Items listed in a dataset:

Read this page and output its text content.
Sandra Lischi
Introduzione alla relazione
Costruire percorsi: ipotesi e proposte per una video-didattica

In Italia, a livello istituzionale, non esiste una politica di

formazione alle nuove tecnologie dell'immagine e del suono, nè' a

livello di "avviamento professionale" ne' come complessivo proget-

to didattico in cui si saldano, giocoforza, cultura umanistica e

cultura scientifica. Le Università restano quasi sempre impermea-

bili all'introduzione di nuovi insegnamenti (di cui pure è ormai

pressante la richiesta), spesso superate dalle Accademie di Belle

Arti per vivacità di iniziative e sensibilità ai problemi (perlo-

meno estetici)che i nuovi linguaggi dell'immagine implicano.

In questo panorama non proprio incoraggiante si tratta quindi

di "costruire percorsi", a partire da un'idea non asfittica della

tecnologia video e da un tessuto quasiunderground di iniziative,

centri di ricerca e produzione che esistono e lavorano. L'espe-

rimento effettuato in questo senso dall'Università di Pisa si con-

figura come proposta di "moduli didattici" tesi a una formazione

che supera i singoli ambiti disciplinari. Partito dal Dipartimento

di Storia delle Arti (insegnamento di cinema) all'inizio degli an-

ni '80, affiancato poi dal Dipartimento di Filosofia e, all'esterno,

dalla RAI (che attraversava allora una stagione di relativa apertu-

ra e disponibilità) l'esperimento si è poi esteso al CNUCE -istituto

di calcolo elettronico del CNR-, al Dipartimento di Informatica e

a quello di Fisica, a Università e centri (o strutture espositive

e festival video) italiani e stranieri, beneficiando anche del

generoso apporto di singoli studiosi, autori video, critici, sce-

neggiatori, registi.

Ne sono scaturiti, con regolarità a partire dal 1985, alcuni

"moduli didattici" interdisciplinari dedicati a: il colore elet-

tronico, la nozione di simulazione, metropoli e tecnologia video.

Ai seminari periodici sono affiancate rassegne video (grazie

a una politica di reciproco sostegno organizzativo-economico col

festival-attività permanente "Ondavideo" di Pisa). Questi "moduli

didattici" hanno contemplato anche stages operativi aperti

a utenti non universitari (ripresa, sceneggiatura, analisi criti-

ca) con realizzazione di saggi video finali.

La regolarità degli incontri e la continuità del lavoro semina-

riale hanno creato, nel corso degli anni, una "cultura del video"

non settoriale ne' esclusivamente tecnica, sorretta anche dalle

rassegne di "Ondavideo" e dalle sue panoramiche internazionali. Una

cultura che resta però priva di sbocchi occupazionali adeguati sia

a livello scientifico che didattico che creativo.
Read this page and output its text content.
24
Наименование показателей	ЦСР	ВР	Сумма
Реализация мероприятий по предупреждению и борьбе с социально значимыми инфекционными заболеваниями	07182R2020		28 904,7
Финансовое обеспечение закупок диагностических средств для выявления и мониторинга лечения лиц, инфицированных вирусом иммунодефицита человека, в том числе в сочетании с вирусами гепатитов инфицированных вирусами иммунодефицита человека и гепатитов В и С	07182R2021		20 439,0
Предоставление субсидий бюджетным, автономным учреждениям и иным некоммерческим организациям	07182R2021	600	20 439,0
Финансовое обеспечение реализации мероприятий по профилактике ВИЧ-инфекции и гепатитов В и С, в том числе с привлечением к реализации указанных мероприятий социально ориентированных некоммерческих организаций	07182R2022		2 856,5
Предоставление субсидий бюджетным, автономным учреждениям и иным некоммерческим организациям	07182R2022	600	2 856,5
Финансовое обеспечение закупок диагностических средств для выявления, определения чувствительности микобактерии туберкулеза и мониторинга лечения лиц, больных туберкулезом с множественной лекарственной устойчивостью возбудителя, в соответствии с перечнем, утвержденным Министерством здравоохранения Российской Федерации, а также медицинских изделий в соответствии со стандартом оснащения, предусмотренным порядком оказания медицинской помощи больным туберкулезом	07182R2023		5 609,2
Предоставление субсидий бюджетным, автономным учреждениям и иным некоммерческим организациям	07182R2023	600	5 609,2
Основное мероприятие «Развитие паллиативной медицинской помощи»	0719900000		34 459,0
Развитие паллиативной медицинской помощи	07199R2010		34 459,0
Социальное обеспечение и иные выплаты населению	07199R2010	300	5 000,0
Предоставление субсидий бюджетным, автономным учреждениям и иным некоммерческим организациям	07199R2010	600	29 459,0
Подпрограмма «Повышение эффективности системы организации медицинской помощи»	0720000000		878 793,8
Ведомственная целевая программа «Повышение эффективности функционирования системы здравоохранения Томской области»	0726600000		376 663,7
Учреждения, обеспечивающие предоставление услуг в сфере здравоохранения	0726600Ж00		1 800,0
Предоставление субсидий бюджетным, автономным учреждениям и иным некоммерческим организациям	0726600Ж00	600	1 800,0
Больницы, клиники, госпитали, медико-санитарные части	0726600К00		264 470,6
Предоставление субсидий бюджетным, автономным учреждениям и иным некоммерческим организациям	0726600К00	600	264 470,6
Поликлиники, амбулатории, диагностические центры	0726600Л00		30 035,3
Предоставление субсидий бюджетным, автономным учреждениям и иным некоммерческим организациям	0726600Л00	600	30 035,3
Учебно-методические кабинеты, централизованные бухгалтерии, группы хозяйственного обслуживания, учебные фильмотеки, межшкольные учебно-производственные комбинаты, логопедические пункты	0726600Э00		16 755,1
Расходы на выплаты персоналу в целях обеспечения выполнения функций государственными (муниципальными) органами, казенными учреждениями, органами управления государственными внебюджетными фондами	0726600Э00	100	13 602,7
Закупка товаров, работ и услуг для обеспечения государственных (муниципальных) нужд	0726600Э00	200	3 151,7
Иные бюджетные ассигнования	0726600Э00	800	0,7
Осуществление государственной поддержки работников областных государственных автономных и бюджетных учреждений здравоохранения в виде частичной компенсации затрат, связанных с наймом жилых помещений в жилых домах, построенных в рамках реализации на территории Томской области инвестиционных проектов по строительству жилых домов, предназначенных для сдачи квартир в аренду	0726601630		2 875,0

| The exercise |
Among the lines of the data above, determine how many contain the word "Pisa". Report the number alone.

| Written response |
2